__Objective__. Lift every line from the entries that includes the word "TypeScript".
-- Start Stored rows --
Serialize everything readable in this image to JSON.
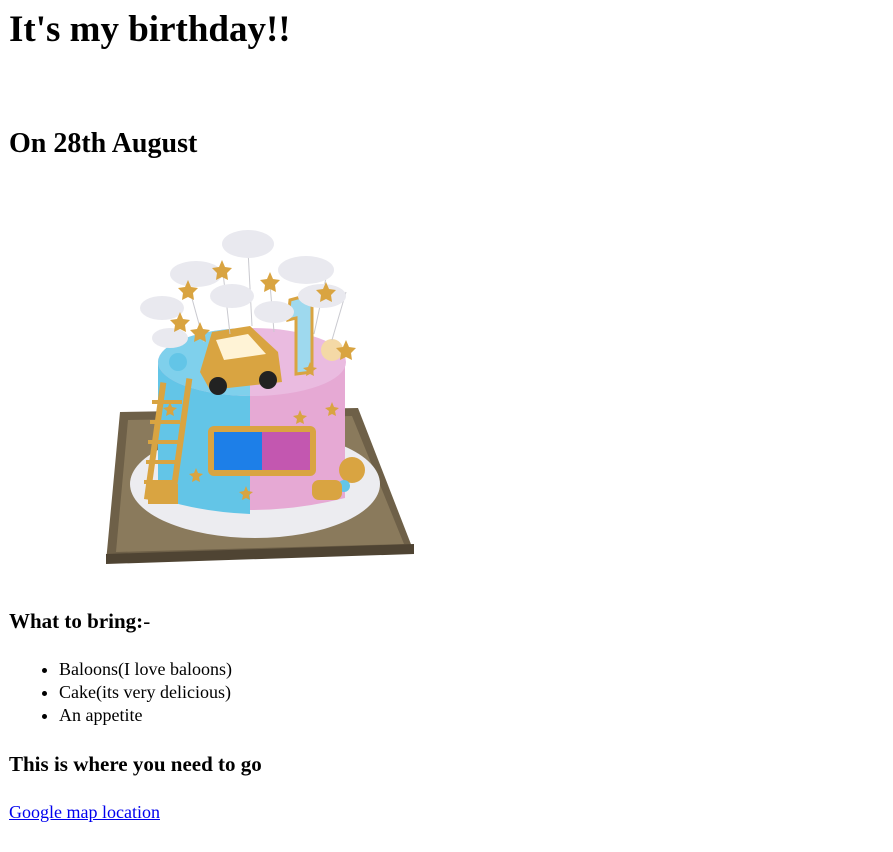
{
  "header": {
    "title": "It's my birthday!!",
    "date": "On 28th August"
  },
  "cake_image": {
    "icon": "birthday-cake-image",
    "colors": {
      "blue": "#5cc6e8",
      "pink": "#e3a9d6",
      "gold": "#d9a441",
      "board": "#6e6048"
    }
  },
  "bring": {
    "heading": "What to bring:",
    "heading_tail": "-",
    "items": [
      "Baloons(I love baloons)",
      "Cake(its very delicious)",
      "An appetite"
    ]
  },
  "location": {
    "heading": "This is where you need to go",
    "link_text": "Google map location",
    "link_color": "#0000ee"
  }
}
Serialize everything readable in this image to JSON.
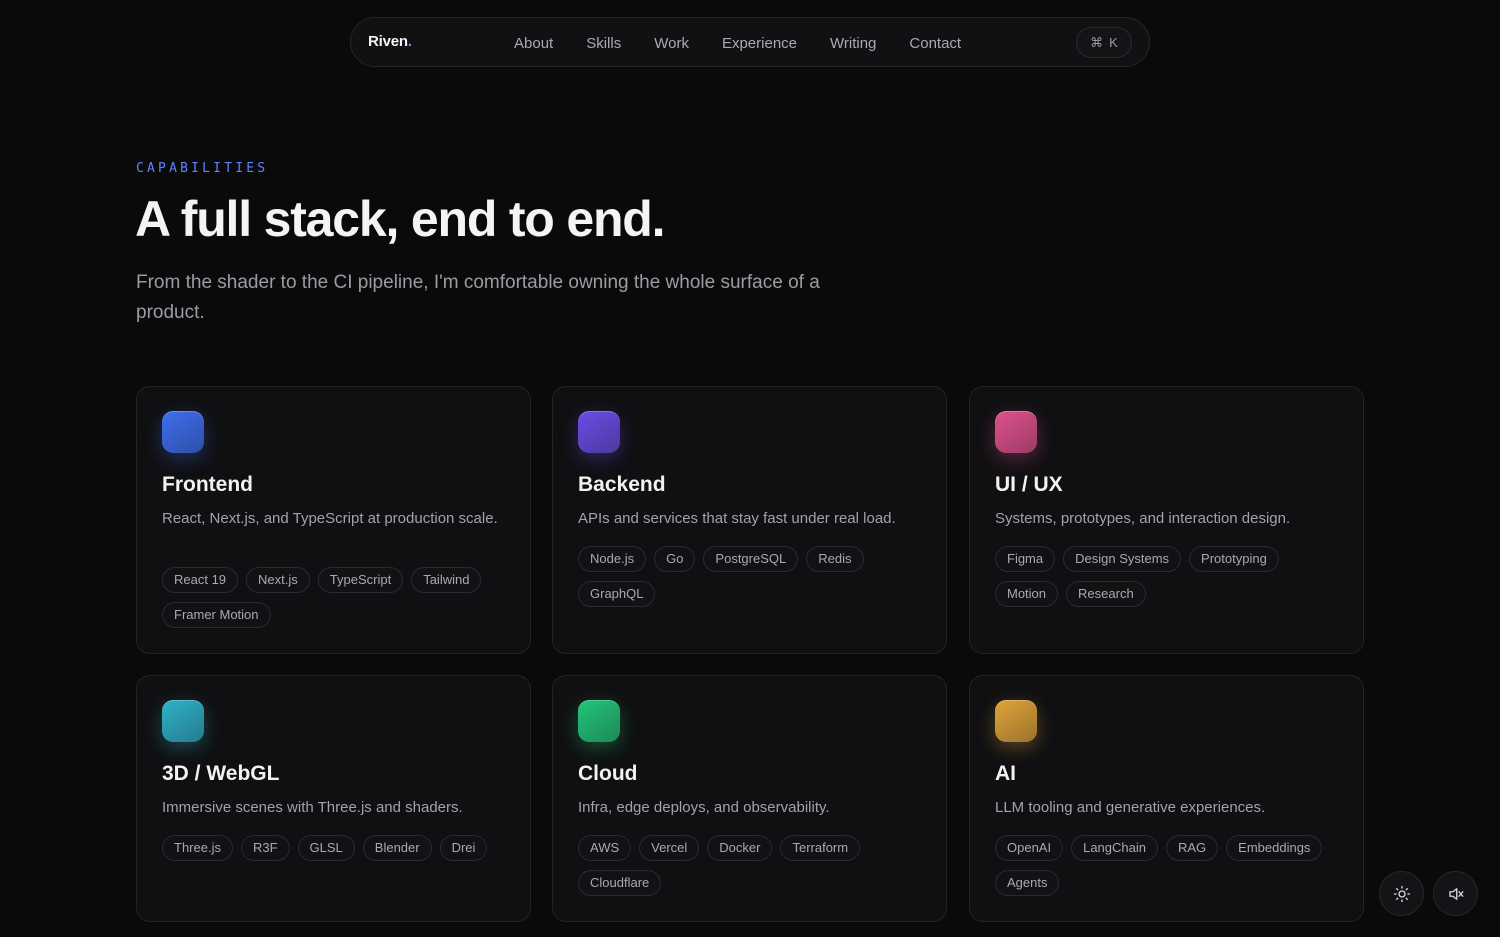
{
  "nav": {
    "brand": "Riven",
    "brand_dot": ".",
    "links": [
      "About",
      "Skills",
      "Work",
      "Experience",
      "Writing",
      "Contact"
    ],
    "shortcut_symbol": "⌘",
    "shortcut_key": "K"
  },
  "hero": {
    "eyebrow": "CAPABILITIES",
    "title": "A full stack, end to end.",
    "subtitle": "From the shader to the CI pipeline, I'm comfortable owning the whole surface of a product."
  },
  "cards": [
    {
      "title": "Frontend",
      "desc": "React, Next.js, and TypeScript at production scale.",
      "tags": [
        "React 19",
        "Next.js",
        "TypeScript",
        "Tailwind",
        "Framer Motion"
      ],
      "color": "#3f6ef0"
    },
    {
      "title": "Backend",
      "desc": "APIs and services that stay fast under real load.",
      "tags": [
        "Node.js",
        "Go",
        "PostgreSQL",
        "Redis",
        "GraphQL"
      ],
      "color": "#6a4de6"
    },
    {
      "title": "UI / UX",
      "desc": "Systems, prototypes, and interaction design.",
      "tags": [
        "Figma",
        "Design Systems",
        "Prototyping",
        "Motion",
        "Research"
      ],
      "color": "#e0518f"
    },
    {
      "title": "3D / WebGL",
      "desc": "Immersive scenes with Three.js and shaders.",
      "tags": [
        "Three.js",
        "R3F",
        "GLSL",
        "Blender",
        "Drei"
      ],
      "color": "#2fb2c9"
    },
    {
      "title": "Cloud",
      "desc": "Infra, edge deploys, and observability.",
      "tags": [
        "AWS",
        "Vercel",
        "Docker",
        "Terraform",
        "Cloudflare"
      ],
      "color": "#23c57a"
    },
    {
      "title": "AI",
      "desc": "LLM tooling and generative experiences.",
      "tags": [
        "OpenAI",
        "LangChain",
        "RAG",
        "Embeddings",
        "Agents"
      ],
      "color": "#e0a43a"
    }
  ],
  "controls": {
    "theme_icon": "sun-icon",
    "sound_icon": "speaker-muted-icon"
  }
}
-- End Stored rows --
__Result__.
      "desc": "React, Next.js, and TypeScript at production scale.",
        "TypeScript",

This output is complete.